*Instructions to follow*:
How many lines in the items below contain the string "button"? Case counts. Reply with the number only.

*Supplied data*:
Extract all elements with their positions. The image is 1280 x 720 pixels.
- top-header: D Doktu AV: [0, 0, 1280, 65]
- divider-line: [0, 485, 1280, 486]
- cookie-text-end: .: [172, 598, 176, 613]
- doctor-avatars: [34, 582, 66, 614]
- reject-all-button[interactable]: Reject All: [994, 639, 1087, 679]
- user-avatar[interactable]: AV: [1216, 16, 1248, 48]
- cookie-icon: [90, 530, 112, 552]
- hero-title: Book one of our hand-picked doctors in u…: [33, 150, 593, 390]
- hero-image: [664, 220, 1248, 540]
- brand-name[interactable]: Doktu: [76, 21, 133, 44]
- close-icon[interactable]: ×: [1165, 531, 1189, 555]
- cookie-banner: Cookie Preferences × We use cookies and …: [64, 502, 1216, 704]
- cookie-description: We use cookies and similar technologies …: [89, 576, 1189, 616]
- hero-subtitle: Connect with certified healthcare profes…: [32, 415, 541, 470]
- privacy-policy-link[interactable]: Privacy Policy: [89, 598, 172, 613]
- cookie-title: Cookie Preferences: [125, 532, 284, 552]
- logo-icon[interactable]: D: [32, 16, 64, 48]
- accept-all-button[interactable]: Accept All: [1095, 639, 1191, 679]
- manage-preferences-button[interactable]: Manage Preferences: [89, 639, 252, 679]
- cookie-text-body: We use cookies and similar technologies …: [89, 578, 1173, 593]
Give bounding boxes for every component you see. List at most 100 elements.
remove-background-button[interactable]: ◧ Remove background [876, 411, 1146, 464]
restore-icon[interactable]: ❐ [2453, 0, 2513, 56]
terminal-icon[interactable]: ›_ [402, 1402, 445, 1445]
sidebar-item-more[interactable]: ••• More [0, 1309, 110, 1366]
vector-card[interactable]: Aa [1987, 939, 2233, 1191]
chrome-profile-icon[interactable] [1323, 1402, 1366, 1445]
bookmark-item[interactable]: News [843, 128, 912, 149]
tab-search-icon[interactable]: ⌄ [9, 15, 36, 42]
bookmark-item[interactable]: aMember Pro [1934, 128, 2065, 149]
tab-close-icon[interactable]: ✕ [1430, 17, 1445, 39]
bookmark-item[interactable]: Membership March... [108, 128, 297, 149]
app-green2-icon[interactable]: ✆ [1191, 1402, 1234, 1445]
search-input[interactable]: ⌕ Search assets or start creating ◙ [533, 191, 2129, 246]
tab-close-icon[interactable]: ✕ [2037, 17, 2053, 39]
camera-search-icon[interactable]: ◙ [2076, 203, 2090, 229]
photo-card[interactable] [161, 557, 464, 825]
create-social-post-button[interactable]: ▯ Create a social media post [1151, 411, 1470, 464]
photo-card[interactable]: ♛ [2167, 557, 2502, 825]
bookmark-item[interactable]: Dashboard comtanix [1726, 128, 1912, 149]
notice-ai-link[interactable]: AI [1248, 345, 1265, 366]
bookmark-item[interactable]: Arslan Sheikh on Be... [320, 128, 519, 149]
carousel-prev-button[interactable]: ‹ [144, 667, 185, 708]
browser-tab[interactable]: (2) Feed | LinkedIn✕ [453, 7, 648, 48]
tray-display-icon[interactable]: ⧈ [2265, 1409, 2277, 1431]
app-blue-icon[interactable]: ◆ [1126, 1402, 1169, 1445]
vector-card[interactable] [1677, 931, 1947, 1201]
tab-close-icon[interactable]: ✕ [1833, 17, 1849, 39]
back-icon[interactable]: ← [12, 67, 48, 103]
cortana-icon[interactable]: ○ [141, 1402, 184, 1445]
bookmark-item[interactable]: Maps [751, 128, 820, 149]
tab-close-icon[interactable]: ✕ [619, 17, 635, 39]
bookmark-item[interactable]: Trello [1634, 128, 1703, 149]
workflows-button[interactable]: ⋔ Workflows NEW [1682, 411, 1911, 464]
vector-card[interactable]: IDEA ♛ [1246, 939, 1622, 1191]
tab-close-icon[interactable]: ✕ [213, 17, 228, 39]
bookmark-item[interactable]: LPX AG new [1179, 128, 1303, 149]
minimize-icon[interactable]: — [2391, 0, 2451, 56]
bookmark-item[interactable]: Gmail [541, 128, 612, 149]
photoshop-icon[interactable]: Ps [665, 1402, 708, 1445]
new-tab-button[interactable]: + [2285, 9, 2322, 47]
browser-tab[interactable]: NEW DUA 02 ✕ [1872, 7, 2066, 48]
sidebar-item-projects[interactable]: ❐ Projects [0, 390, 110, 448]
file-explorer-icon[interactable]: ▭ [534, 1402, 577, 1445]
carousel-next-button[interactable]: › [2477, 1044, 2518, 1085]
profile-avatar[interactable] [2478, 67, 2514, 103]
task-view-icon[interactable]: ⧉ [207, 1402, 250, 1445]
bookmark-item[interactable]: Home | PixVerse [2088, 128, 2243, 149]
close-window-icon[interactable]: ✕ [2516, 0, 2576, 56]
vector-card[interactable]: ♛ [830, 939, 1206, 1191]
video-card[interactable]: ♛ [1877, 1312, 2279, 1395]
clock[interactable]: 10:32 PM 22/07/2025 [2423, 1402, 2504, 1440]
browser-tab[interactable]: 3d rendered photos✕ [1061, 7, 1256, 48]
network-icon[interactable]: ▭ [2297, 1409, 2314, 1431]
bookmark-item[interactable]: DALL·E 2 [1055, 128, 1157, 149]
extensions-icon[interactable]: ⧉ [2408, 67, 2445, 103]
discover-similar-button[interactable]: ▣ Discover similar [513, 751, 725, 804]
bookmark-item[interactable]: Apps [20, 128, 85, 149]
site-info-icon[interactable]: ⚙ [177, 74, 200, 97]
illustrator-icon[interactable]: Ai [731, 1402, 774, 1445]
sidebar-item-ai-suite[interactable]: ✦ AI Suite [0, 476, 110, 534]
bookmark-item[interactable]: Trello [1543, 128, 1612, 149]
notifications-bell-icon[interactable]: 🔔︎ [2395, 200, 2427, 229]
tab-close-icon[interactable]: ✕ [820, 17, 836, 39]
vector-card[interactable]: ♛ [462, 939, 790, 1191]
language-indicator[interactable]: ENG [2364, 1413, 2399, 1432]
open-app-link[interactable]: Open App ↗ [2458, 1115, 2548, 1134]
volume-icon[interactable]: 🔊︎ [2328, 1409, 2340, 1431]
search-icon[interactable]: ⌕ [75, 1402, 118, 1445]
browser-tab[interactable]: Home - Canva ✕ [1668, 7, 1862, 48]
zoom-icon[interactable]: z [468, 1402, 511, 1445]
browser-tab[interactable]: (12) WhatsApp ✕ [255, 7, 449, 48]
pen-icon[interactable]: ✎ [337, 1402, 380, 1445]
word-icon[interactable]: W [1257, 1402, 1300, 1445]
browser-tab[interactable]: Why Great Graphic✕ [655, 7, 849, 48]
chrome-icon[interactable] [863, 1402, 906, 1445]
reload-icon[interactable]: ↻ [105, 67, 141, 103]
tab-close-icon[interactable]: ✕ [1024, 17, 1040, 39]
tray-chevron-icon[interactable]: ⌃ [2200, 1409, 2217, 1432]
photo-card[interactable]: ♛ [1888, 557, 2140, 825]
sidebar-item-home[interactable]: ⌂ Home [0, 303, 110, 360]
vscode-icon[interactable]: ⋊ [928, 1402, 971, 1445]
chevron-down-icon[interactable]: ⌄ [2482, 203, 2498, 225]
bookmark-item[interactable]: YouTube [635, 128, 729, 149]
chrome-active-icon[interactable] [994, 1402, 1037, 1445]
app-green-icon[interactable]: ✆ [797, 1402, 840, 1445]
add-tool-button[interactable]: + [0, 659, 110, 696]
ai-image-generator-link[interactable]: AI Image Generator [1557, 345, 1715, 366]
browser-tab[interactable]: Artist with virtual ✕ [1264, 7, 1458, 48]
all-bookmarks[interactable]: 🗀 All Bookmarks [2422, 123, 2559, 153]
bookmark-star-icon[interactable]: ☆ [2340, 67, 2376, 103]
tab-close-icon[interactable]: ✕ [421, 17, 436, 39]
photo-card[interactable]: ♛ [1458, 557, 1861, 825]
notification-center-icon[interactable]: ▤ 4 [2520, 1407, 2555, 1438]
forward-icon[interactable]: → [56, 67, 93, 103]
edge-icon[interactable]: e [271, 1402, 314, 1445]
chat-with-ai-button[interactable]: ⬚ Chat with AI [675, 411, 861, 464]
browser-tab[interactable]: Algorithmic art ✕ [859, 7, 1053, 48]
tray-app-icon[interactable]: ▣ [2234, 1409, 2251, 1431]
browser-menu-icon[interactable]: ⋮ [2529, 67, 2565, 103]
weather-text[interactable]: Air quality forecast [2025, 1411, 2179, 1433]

*Exercise solution*:
12